* [Do this]
Make an exact copy of all the data.

[Entries from a dataset]

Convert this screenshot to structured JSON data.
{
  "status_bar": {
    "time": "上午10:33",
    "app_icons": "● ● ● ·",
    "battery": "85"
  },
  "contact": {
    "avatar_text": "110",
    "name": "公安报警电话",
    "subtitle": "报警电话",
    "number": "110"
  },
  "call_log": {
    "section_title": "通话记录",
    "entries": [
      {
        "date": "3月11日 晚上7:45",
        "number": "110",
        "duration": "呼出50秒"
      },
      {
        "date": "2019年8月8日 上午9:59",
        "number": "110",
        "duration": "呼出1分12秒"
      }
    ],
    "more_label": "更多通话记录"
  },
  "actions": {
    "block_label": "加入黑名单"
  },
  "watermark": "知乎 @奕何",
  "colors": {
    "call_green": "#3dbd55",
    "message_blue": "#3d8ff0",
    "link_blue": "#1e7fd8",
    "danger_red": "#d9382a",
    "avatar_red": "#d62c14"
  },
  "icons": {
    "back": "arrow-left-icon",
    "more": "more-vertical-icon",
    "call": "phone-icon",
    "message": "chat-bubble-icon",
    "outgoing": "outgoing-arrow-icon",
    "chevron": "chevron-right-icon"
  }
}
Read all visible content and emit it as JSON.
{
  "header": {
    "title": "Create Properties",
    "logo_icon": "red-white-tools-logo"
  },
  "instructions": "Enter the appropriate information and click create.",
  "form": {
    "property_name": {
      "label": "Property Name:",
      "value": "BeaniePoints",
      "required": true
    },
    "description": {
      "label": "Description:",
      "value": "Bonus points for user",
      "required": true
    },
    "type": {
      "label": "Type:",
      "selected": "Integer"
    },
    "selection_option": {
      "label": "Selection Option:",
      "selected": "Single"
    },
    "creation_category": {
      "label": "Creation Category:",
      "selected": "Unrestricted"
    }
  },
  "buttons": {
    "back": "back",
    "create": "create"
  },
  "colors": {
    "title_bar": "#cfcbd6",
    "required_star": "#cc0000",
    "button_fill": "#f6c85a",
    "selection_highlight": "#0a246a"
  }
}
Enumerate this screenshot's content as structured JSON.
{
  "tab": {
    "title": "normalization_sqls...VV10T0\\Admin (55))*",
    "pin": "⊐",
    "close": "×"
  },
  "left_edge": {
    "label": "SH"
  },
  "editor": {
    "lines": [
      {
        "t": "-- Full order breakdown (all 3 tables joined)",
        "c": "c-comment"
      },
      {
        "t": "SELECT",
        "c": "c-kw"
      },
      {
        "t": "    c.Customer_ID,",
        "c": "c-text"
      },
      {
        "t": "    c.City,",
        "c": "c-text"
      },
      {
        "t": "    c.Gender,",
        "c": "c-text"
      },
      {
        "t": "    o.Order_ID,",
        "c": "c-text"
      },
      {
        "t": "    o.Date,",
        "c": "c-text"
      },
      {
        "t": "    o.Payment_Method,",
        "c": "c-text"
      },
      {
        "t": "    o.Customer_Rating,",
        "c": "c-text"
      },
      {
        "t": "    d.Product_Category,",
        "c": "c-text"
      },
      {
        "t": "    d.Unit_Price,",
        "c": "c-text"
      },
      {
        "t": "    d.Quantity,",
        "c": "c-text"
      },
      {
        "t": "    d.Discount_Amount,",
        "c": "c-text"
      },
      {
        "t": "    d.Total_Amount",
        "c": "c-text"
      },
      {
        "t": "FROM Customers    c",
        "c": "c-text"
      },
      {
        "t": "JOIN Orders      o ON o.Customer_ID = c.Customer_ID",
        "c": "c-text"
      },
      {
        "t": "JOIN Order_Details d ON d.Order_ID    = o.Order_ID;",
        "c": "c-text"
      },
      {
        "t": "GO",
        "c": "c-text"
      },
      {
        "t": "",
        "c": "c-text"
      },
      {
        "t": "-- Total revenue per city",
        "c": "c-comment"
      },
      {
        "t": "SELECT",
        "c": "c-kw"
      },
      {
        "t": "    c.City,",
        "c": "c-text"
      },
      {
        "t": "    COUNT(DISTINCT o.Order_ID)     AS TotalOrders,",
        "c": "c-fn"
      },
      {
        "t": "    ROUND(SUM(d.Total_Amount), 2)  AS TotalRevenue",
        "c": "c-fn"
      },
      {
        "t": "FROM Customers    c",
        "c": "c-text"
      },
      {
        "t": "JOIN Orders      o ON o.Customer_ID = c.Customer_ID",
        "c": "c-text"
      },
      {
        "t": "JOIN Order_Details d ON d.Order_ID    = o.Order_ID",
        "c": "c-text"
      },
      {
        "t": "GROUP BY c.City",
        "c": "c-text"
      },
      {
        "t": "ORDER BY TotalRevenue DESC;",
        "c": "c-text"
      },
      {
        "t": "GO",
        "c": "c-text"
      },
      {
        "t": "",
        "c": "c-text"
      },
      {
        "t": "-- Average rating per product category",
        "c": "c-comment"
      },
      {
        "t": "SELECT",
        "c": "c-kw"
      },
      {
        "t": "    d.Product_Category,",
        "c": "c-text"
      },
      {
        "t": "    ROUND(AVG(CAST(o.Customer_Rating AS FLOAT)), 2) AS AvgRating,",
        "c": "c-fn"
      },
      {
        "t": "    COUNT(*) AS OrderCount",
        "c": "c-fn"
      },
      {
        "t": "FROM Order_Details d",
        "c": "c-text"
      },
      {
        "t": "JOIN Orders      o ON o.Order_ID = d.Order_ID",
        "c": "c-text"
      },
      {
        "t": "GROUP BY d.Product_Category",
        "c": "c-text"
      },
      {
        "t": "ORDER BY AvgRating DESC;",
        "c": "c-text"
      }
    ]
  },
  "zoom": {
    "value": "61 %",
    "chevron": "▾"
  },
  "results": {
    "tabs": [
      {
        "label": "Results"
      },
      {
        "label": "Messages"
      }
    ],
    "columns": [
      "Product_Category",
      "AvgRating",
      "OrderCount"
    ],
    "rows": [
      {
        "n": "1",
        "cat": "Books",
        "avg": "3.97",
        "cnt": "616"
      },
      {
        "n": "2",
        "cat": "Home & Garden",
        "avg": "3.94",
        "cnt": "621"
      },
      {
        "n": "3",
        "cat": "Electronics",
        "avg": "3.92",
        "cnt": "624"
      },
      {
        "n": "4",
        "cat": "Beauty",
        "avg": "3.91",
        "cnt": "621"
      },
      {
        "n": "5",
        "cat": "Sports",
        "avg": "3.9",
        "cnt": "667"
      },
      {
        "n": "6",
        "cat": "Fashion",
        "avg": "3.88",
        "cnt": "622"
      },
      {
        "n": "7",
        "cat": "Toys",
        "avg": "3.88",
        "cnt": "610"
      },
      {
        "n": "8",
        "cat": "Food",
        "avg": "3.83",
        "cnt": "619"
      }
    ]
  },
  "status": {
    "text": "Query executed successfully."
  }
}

* [The output]
Convert this screenshot to structured JSON data.
{
  "status_bar": {
    "time": "上午10:33",
    "app_icons": "● ● ● ·",
    "battery": "85"
  },
  "contact": {
    "avatar_text": "110",
    "name": "公安报警电话",
    "subtitle": "报警电话",
    "number": "110"
  },
  "call_log": {
    "section_title": "通话记录",
    "entries": [
      {
        "date": "3月11日 晚上7:45",
        "number": "110",
        "duration": "呼出50秒"
      },
      {
        "date": "2019年8月8日 上午9:59",
        "number": "110",
        "duration": "呼出1分12秒"
      }
    ],
    "more_label": "更多通话记录"
  },
  "actions": {
    "block_label": "加入黑名单"
  },
  "watermark": "知乎 @奕何",
  "colors": {
    "call_green": "#3dbd55",
    "message_blue": "#3d8ff0",
    "link_blue": "#1e7fd8",
    "danger_red": "#d9382a",
    "avatar_red": "#d62c14"
  },
  "icons": {
    "back": "arrow-left-icon",
    "more": "more-vertical-icon",
    "call": "phone-icon",
    "message": "chat-bubble-icon",
    "outgoing": "outgoing-arrow-icon",
    "chevron": "chevron-right-icon"
  }
}
Read all visible content and emit it as JSON.
{
  "header": {
    "title": "Create Properties",
    "logo_icon": "red-white-tools-logo"
  },
  "instructions": "Enter the appropriate information and click create.",
  "form": {
    "property_name": {
      "label": "Property Name:",
      "value": "BeaniePoints",
      "required": true
    },
    "description": {
      "label": "Description:",
      "value": "Bonus points for user",
      "required": true
    },
    "type": {
      "label": "Type:",
      "selected": "Integer"
    },
    "selection_option": {
      "label": "Selection Option:",
      "selected": "Single"
    },
    "creation_category": {
      "label": "Creation Category:",
      "selected": "Unrestricted"
    }
  },
  "buttons": {
    "back": "back",
    "create": "create"
  },
  "colors": {
    "title_bar": "#cfcbd6",
    "required_star": "#cc0000",
    "button_fill": "#f6c85a",
    "selection_highlight": "#0a246a"
  }
}
Enumerate this screenshot's content as structured JSON.
{
  "tab": {
    "title": "normalization_sqls...VV10T0\\Admin (55))*",
    "pin": "⊐",
    "close": "×"
  },
  "left_edge": {
    "label": "SH"
  },
  "editor": {
    "lines": [
      {
        "t": "-- Full order breakdown (all 3 tables joined)",
        "c": "c-comment"
      },
      {
        "t": "SELECT",
        "c": "c-kw"
      },
      {
        "t": "    c.Customer_ID,",
        "c": "c-text"
      },
      {
        "t": "    c.City,",
        "c": "c-text"
      },
      {
        "t": "    c.Gender,",
        "c": "c-text"
      },
      {
        "t": "    o.Order_ID,",
        "c": "c-text"
      },
      {
        "t": "    o.Date,",
        "c": "c-text"
      },
      {
        "t": "    o.Payment_Method,",
        "c": "c-text"
      },
      {
        "t": "    o.Customer_Rating,",
        "c": "c-text"
      },
      {
        "t": "    d.Product_Category,",
        "c": "c-text"
      },
      {
        "t": "    d.Unit_Price,",
        "c": "c-text"
      },
      {
        "t": "    d.Quantity,",
        "c": "c-text"
      },
      {
        "t": "    d.Discount_Amount,",
        "c": "c-text"
      },
      {
        "t": "    d.Total_Amount",
        "c": "c-text"
      },
      {
        "t": "FROM Customers    c",
        "c": "c-text"
      },
      {
        "t": "JOIN Orders      o ON o.Customer_ID = c.Customer_ID",
        "c": "c-text"
      },
      {
        "t": "JOIN Order_Details d ON d.Order_ID    = o.Order_ID;",
        "c": "c-text"
      },
      {
        "t": "GO",
        "c": "c-text"
      },
      {
        "t": "",
        "c": "c-text"
      },
      {
        "t": "-- Total revenue per city",
        "c": "c-comment"
      },
      {
        "t": "SELECT",
        "c": "c-kw"
      },
      {
        "t": "    c.City,",
        "c": "c-text"
      },
      {
        "t": "    COUNT(DISTINCT o.Order_ID)     AS TotalOrders,",
        "c": "c-fn"
      },
      {
        "t": "    ROUND(SUM(d.Total_Amount), 2)  AS TotalRevenue",
        "c": "c-fn"
      },
      {
        "t": "FROM Customers    c",
        "c": "c-text"
      },
      {
        "t": "JOIN Orders      o ON o.Customer_ID = c.Customer_ID",
        "c": "c-text"
      },
      {
        "t": "JOIN Order_Details d ON d.Order_ID    = o.Order_ID",
        "c": "c-text"
      },
      {
        "t": "GROUP BY c.City",
        "c": "c-text"
      },
      {
        "t": "ORDER BY TotalRevenue DESC;",
        "c": "c-text"
      },
      {
        "t": "GO",
        "c": "c-text"
      },
      {
        "t": "",
        "c": "c-text"
      },
      {
        "t": "-- Average rating per product category",
        "c": "c-comment"
      },
      {
        "t": "SELECT",
        "c": "c-kw"
      },
      {
        "t": "    d.Product_Category,",
        "c": "c-text"
      },
      {
        "t": "    ROUND(AVG(CAST(o.Customer_Rating AS FLOAT)), 2) AS AvgRating,",
        "c": "c-fn"
      },
      {
        "t": "    COUNT(*) AS OrderCount",
        "c": "c-fn"
      },
      {
        "t": "FROM Order_Details d",
        "c": "c-text"
      },
      {
        "t": "JOIN Orders      o ON o.Order_ID = d.Order_ID",
        "c": "c-text"
      },
      {
        "t": "GROUP BY d.Product_Category",
        "c": "c-text"
      },
      {
        "t": "ORDER BY AvgRating DESC;",
        "c": "c-text"
      }
    ]
  },
  "zoom": {
    "value": "61 %",
    "chevron": "▾"
  },
  "results": {
    "tabs": [
      {
        "label": "Results"
      },
      {
        "label": "Messages"
      }
    ],
    "columns": [
      "Product_Category",
      "AvgRating",
      "OrderCount"
    ],
    "rows": [
      {
        "n": "1",
        "cat": "Books",
        "avg": "3.97",
        "cnt": "616"
      },
      {
        "n": "2",
        "cat": "Home & Garden",
        "avg": "3.94",
        "cnt": "621"
      },
      {
        "n": "3",
        "cat": "Electronics",
        "avg": "3.92",
        "cnt": "624"
      },
      {
        "n": "4",
        "cat": "Beauty",
        "avg": "3.91",
        "cnt": "621"
      },
      {
        "n": "5",
        "cat": "Sports",
        "avg": "3.9",
        "cnt": "667"
      },
      {
        "n": "6",
        "cat": "Fashion",
        "avg": "3.88",
        "cnt": "622"
      },
      {
        "n": "7",
        "cat": "Toys",
        "avg": "3.88",
        "cnt": "610"
      },
      {
        "n": "8",
        "cat": "Food",
        "avg": "3.83",
        "cnt": "619"
      }
    ]
  },
  "status": {
    "text": "Query executed successfully."
  }
}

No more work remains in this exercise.